> **Tasks for this exercise**
#1 Answer from the figure legend on ALF and macrophage STAT3 and NFκB activation:
(a) What do the labels U, N, and A stand for?
(b) What sample size does the densitometry analysis report?
(c) For each ‘n’ value, what was obtained from different human donors?
#2 How would you render this sentence from the figure legend on ALF and macrophage signaling in Spanish: "For each ‘n’ value, both ALF and macrophages were obtained from different human donors."

> **Provided text**
*** Begin section ***
Fig. 6. Effects of ALF on macrophage STAT3 and NFκB activation.

Following infections as described in Fig.4, lysates from ALF-M.tb [A] or NaCl-M.tb [N] infected macrophages in the presence of their respective fragments were obtained. (A) Representative Western blots show that ALF-exposed M.tb in the presence of fragments decreased the activation of STAT3 signaling pathway and increased NFκB activation. This was not an IL-10 dependent mechanism. U: Uninfected; N and A: NaCl- or –ALF-exposed M.tb in the presence of fragments, respectively. (B) Densitometry analysis of n=3 showing phosphorylated STAT3 and NFκB vs. Actin ratios. Student t test was used to compare ALF exposed M.tb with NaCl-exposed M.tb (control) in the presence of fragments, ^§§P<0.005 (between white and black bars under the same condition). (C) Inhibition of STAT3 and NFκB both allowed macrophages a further enhanced control of ALF-M.tb infection in the presence of fragments. Student t test was used to compare ALF exposed M.tb infection in the presence of fragments in the absence or presence of inhibitors, **P<0.005. For each ‘n’ value, both ALF and macrophages were obtained from different human donors.
*** End section ***
> **Extracted records**
*** Begin section ***
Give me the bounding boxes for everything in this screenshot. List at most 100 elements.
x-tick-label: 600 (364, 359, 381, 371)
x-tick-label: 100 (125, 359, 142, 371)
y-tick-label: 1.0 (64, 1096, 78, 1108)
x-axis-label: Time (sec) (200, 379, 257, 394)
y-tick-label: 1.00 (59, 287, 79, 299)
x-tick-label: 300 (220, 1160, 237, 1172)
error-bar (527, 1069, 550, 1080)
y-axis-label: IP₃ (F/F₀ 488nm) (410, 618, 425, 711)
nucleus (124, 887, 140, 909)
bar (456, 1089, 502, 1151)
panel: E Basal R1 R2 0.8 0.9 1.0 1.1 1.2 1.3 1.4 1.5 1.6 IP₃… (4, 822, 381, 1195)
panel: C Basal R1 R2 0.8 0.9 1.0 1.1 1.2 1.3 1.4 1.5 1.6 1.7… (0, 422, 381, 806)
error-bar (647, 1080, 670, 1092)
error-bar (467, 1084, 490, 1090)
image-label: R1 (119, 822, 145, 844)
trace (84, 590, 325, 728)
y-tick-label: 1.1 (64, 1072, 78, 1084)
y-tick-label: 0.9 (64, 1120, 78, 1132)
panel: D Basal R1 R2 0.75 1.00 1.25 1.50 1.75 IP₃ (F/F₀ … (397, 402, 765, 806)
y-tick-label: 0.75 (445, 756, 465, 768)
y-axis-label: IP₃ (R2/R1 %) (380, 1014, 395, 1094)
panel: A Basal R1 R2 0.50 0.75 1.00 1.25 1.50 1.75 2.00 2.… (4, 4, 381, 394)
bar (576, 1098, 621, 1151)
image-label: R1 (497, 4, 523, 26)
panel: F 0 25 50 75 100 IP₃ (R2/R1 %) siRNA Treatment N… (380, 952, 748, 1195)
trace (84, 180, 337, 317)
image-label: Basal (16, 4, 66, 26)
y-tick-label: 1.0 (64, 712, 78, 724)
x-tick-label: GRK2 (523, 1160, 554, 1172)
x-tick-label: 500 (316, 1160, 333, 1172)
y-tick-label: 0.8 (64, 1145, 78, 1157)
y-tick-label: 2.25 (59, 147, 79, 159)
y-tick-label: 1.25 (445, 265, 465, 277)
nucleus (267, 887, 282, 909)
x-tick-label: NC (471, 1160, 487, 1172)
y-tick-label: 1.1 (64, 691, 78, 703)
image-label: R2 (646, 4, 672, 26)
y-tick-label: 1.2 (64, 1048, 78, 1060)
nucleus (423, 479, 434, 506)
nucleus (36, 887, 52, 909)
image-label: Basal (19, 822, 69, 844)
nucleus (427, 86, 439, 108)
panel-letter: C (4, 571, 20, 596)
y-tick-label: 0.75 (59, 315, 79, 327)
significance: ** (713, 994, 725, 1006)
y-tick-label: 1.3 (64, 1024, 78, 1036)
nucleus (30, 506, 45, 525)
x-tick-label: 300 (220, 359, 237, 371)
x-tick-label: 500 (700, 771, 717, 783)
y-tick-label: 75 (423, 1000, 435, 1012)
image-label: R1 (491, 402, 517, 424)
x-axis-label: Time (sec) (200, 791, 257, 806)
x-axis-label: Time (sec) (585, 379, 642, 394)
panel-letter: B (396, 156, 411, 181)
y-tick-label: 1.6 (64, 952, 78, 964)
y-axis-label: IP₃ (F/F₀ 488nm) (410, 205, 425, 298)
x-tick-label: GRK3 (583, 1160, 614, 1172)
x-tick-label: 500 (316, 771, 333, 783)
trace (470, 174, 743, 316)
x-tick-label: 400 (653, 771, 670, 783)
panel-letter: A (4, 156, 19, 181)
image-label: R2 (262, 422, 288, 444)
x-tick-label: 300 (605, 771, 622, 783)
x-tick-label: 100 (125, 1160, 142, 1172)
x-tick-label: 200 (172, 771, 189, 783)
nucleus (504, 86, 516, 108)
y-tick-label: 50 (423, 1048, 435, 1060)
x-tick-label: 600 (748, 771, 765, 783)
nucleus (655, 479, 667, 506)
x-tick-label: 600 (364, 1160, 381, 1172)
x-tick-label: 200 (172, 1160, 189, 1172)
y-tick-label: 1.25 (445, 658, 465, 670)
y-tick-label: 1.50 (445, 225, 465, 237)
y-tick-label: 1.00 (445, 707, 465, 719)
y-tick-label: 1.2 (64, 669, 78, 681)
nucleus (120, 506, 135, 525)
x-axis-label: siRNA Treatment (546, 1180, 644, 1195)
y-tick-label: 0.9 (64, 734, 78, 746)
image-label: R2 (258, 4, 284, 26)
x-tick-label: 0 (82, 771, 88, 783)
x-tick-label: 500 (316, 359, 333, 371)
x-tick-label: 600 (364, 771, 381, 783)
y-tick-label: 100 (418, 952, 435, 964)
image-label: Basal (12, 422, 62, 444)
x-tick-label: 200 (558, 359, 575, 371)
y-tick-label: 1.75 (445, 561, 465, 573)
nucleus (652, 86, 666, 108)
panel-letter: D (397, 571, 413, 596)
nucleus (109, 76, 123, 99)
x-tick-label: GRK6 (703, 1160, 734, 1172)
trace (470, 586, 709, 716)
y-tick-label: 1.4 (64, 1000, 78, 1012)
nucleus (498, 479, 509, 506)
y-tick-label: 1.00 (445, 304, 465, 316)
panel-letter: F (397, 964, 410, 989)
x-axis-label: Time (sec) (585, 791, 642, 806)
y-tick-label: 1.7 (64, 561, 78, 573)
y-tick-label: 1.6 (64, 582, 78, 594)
*** End section ***
> **Exercise answers**
#1
(a) U stands for uninfected; N and A stand for NaCl- or ALF-exposed M.tb in the presence of fragments, respectively.
(b) n=3.
(c) Both ALF and macrophages.

#2 Para cada valor de ‘n’, tanto el ALF como los macrófagos se obtuvieron de donantes humanos diferentes.